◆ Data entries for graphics
▼▼▼

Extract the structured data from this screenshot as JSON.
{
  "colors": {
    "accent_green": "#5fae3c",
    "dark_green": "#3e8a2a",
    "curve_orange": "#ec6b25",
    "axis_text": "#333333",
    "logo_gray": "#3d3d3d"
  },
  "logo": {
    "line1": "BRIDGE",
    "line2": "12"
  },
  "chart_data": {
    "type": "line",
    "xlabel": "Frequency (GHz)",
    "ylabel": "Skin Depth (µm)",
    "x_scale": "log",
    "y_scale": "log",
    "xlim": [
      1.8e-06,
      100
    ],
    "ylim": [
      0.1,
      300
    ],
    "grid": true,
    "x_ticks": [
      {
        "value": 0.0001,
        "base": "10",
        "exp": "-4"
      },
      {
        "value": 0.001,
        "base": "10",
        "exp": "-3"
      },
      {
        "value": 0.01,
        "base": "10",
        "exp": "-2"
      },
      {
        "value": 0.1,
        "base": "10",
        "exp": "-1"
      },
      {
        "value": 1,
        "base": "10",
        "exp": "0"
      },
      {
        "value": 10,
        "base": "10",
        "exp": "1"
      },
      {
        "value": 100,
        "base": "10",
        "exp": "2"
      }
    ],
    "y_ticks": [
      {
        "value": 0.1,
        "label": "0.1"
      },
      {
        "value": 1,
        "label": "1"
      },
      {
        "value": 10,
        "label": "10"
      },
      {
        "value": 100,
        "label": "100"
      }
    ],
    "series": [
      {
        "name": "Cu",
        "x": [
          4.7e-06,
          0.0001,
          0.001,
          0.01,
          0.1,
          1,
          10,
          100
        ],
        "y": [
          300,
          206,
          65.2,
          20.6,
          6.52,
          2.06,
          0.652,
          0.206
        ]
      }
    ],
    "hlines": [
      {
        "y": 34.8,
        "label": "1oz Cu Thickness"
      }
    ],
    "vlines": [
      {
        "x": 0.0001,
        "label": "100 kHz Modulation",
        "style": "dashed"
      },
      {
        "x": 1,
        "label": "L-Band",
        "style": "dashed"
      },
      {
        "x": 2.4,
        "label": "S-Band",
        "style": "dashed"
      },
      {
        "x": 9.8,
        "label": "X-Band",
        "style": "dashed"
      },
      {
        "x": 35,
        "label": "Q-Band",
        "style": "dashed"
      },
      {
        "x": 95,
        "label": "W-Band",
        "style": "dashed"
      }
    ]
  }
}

▲▲▲

◆ THE PROBLEM
Copy every record above exactly as it appears.

◆ EXERCISE RESULT
Extract the structured data from this screenshot as JSON.
{
  "colors": {
    "accent_green": "#5fae3c",
    "dark_green": "#3e8a2a",
    "curve_orange": "#ec6b25",
    "axis_text": "#333333",
    "logo_gray": "#3d3d3d"
  },
  "logo": {
    "line1": "BRIDGE",
    "line2": "12"
  },
  "chart_data": {
    "type": "line",
    "xlabel": "Frequency (GHz)",
    "ylabel": "Skin Depth (µm)",
    "x_scale": "log",
    "y_scale": "log",
    "xlim": [
      1.8e-06,
      100
    ],
    "ylim": [
      0.1,
      300
    ],
    "grid": true,
    "x_ticks": [
      {
        "value": 0.0001,
        "base": "10",
        "exp": "-4"
      },
      {
        "value": 0.001,
        "base": "10",
        "exp": "-3"
      },
      {
        "value": 0.01,
        "base": "10",
        "exp": "-2"
      },
      {
        "value": 0.1,
        "base": "10",
        "exp": "-1"
      },
      {
        "value": 1,
        "base": "10",
        "exp": "0"
      },
      {
        "value": 10,
        "base": "10",
        "exp": "1"
      },
      {
        "value": 100,
        "base": "10",
        "exp": "2"
      }
    ],
    "y_ticks": [
      {
        "value": 0.1,
        "label": "0.1"
      },
      {
        "value": 1,
        "label": "1"
      },
      {
        "value": 10,
        "label": "10"
      },
      {
        "value": 100,
        "label": "100"
      }
    ],
    "series": [
      {
        "name": "Cu",
        "x": [
          4.7e-06,
          0.0001,
          0.001,
          0.01,
          0.1,
          1,
          10,
          100
        ],
        "y": [
          300,
          206,
          65.2,
          20.6,
          6.52,
          2.06,
          0.652,
          0.206
        ]
      }
    ],
    "hlines": [
      {
        "y": 34.8,
        "label": "1oz Cu Thickness"
      }
    ],
    "vlines": [
      {
        "x": 0.0001,
        "label": "100 kHz Modulation",
        "style": "dashed"
      },
      {
        "x": 1,
        "label": "L-Band",
        "style": "dashed"
      },
      {
        "x": 2.4,
        "label": "S-Band",
        "style": "dashed"
      },
      {
        "x": 9.8,
        "label": "X-Band",
        "style": "dashed"
      },
      {
        "x": 35,
        "label": "Q-Band",
        "style": "dashed"
      },
      {
        "x": 95,
        "label": "W-Band",
        "style": "dashed"
      }
    ]
  }
}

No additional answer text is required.